> **YOUR GOAL**
Using the listing below, select the lines with the word "Keep" and copy them.

:::

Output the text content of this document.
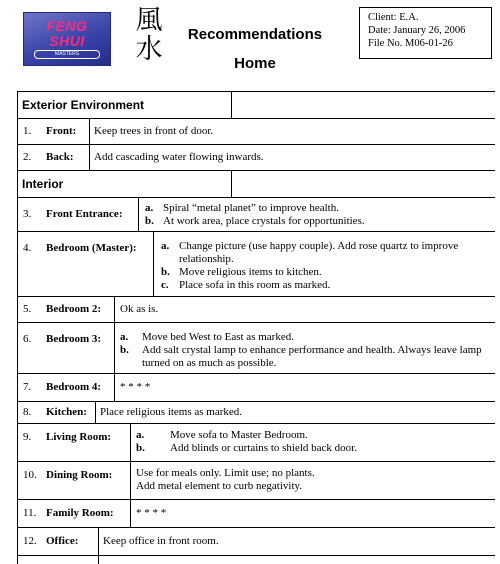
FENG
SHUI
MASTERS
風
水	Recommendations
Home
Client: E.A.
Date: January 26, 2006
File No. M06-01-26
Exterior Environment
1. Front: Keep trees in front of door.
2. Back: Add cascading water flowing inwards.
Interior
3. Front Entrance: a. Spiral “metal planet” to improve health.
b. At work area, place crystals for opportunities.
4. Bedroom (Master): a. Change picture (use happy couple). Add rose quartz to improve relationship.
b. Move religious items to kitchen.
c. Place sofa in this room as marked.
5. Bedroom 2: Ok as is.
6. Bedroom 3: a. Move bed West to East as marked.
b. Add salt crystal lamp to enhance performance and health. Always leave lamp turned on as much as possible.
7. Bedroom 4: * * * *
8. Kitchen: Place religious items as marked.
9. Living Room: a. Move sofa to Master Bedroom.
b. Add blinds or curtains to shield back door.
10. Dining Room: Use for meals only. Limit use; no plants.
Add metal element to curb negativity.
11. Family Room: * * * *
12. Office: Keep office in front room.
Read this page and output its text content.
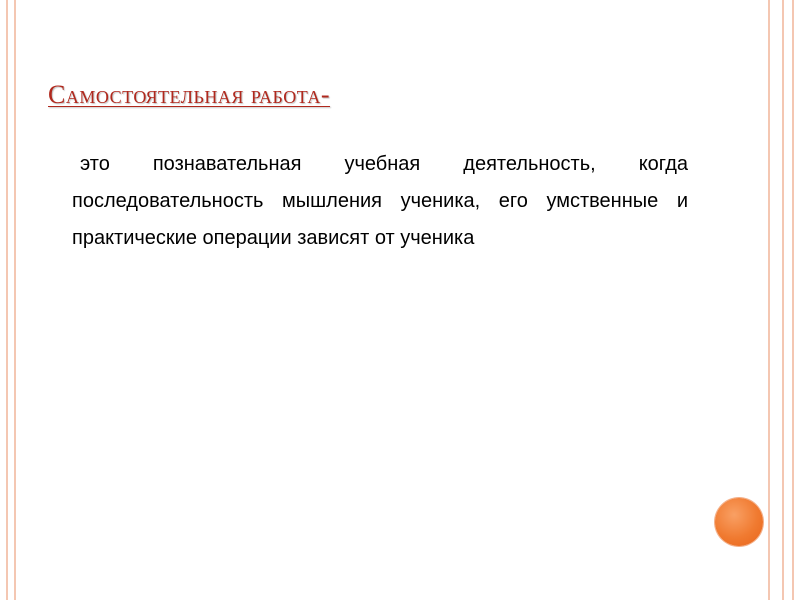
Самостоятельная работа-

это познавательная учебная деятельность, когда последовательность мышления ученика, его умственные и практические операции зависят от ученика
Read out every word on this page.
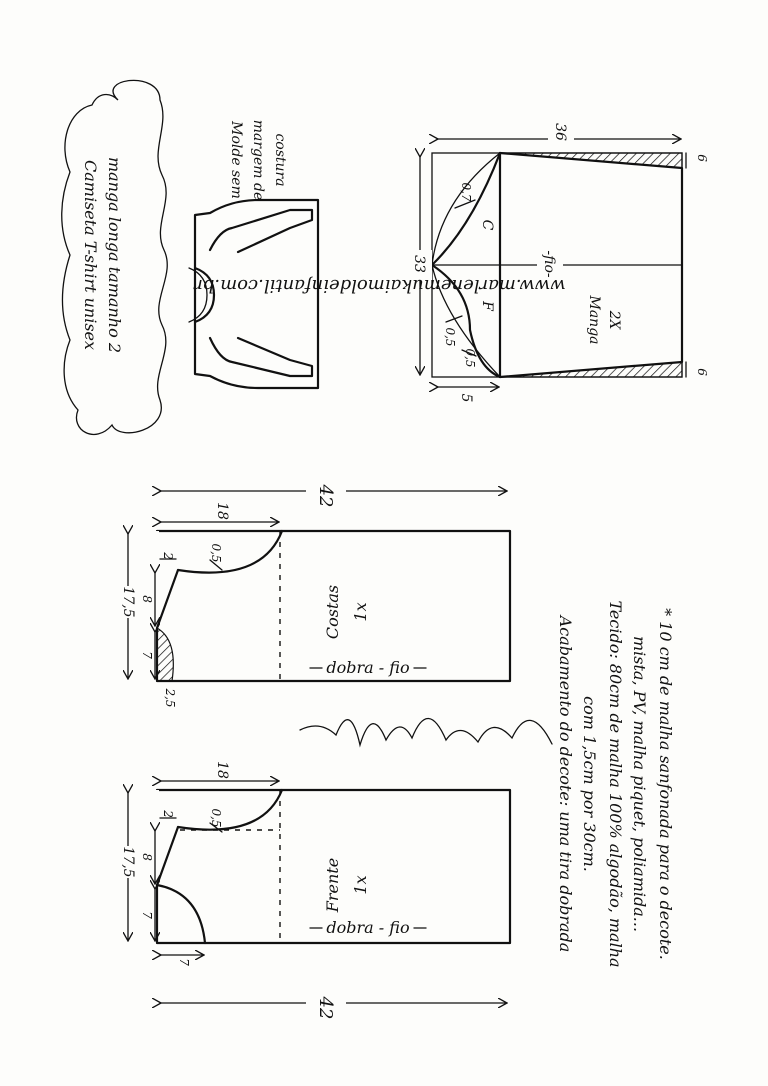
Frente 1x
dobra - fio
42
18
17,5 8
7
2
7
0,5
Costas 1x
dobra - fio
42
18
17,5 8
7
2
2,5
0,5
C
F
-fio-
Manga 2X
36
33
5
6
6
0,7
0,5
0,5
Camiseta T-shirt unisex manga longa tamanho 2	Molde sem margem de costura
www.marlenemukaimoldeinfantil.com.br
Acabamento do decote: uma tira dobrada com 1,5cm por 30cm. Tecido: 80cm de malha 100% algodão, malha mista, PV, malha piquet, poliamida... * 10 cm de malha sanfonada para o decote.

:::

> **ANSWER TO THE PROBLEM**
1. Front: Keep trees in front of door.
12. Office: Keep office in front room.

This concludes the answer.